:: DOCUMENT PASSAGE
We can now be assured that the url will work correctly.

Dynamic Form based on an Entry in Format Form

Imagine we have an entry in our Format Form with these values:

Field Value
Title EvaluationEvaluation Tutorial Form Inception
Introduction textThis is an example Form generated on basis of data from an Entry in the Format Form.
Number of Radio button choice questions3
Label Radio Button 1 – ScoreWhat did you think about the structure of the Tutorial?
Label Radio Button 2 – ScoreWhat do you think about the idea of creating a Form with a Form?
Label Radio Button 3 – ScoreWhat do you think about our Gravity Forms Tutorials in general?
Number of open questions2
Label open question 1What didn’t you like about the Tutorial? Do you have any suggestions for improvement?
Label open question 2What did you like about the Tutorial? Share any positive insights you got from reading it.
Table with example Entry data for the Format Form, what we will use to create our Dynamic Form.

The above values in the Format Form will result in the following url:

/?title-evaluation=Evaluation+Tutorial+Form+Inception&introduction-text=This+is+an+example+Form+generated+on+basis+of+data+from+an+Entry+in+the+Format+Form.&number-radio-button=3&label-radio-button-1=What+did+you+think+about+the+structure+of+the+Tutorial%3F&label-radio-button-2=What+do+you+think+about+the+idea+of+creating+a+Form+with+a+Form%3F&label-radio-button-3=What+do+you+think+about+our+Gravity+Forms+Tutorials+in+general%3F&number-open-questions=2&label-open-question-1=What+didn%26%23039%3Bt+you+like+about+the+Tutorial%3F+Do+you+have+any+suggestions+for+improvement%3F&label-open-question-2=What+did+you+like+about+the+Tutorial%3F+Share+any+positive+insights+you+got+from+reading+it.

We have to embed the Dynamic Form on a page to get it working. You can check the above link for this Tutorial by clicking the button below:

Try it yourself

You can also try it yourself. Just fill in some questions and click Next to generate a URL to use.
::::
### EXPLORE THE MATERIAL
1. In the Gravity Forms tutorial passage, what has to be done with the Dynamic Form to get it working?
2. Reproduce the part of the Gravity Forms tutorial passage that opens with the words containing "Imagine we have" and closes with "of the Tutorial?".
3. Resume the Gravity Forms tutorial passage after its final sentence and write what comes next.
:: MATERIAL PROVIDED
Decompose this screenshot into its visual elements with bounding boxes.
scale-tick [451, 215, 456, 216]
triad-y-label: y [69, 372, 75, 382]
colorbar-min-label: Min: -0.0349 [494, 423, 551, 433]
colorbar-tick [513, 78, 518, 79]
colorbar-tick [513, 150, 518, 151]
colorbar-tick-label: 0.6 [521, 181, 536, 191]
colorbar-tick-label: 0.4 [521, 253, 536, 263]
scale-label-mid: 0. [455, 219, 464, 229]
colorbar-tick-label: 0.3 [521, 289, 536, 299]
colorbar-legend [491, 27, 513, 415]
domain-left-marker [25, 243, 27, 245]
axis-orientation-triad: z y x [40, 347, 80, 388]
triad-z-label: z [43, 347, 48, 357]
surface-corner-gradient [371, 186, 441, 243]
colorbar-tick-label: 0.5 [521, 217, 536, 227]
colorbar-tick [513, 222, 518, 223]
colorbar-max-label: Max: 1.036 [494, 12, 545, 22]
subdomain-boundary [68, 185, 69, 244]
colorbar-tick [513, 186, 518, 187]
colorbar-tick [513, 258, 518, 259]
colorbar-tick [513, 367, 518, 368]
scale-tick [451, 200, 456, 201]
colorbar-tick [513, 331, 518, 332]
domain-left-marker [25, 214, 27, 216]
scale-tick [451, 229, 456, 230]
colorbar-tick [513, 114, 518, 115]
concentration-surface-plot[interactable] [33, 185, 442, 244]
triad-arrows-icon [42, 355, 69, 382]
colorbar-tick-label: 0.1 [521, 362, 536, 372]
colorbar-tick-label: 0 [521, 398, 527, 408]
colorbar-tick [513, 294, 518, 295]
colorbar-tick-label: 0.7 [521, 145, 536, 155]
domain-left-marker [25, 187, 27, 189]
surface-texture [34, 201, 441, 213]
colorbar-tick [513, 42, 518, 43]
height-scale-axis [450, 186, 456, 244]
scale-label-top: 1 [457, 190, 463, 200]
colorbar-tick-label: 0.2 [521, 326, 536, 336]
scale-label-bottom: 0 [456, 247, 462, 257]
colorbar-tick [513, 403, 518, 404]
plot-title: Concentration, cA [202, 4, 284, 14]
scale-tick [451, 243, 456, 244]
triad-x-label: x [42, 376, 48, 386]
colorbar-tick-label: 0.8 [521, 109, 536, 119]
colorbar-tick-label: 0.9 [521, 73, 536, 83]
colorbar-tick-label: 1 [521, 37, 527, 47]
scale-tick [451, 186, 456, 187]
::::
### ANSWERS TO THE EXERCISE
1. It has to be embedded on a page.

2.
Imagine we have an entry in our Format Form with these values:

Field Value
Title EvaluationEvaluation Tutorial Form Inception
Introduction textThis is an example Form generated on basis of data from an Entry in the Format Form.
Number of Radio button choice questions3
Label Radio Button 1 – ScoreWhat did you think about the structure of the Tutorial?

3.
Embedding with Gravity Forms Shortcode

You can also use the values from the Format Form Entry to create a Gravity Forms Shortcode that you directly embed on a page. This way it’s more difficult for visitors to change the data by simply changing data in the url. The shortcode for our example looks like this:

[gravityform id="1" title="false" description="false" ajax="true" tabindex="1" field_values="title-evaluation=Evaluation+Tutorial+Form+Inception&introduction-text=This+is+an+example+Form+generated+on+basis+of+data+from+an+Entry+in+the+Format+Form.&number-radio-button=3&label-radio-button-1=What+did+you+think+about+the+structure+of+the+Tutorial%3F&label-radio-button-2=What+do+you+think+about+the+idea+of+creating+a+Form+with+a+Form%3F&label-radio-button-3=What+do+you+think+about+our+Gravity+Forms+Tutorials+in+general%3F&number-open-questions=2&label-open-question-1=What+didn%26%23039%3Bt+you+like+about+the+Tutorial%3F+Do+you+have+any+suggestions+for+improvement%3F&label-open-question-2=What+did+you+like+about+the+Tutorial%3F+Share+any+positive+insights+you+got+from+reading+it."]

FAQ Building a Form with a Form

Can I create a Gravity Form based on an Entry in another Gravity Form?

Yes, you can dynamically create questions for a Gravity Form based on values from another (base / format) Form. It has some limitations if you want to do that without any programming, but in cases where you have a solid Form structure and the only thing that changes are the question labels, it’s possible to create a Form based on another Form.

Does this Tutorial explain how to create a new Gravity Form with a new Form ID?

No, in this Tutorial we will explain you how you can build a Form where the question labels are displayed dynamically based on the values from another Form. We don’t actually create a new Form (with new Form ID). This is also possible, but only programmatically.

Why is it useful to be able to create a Form based on the Entry in another Form?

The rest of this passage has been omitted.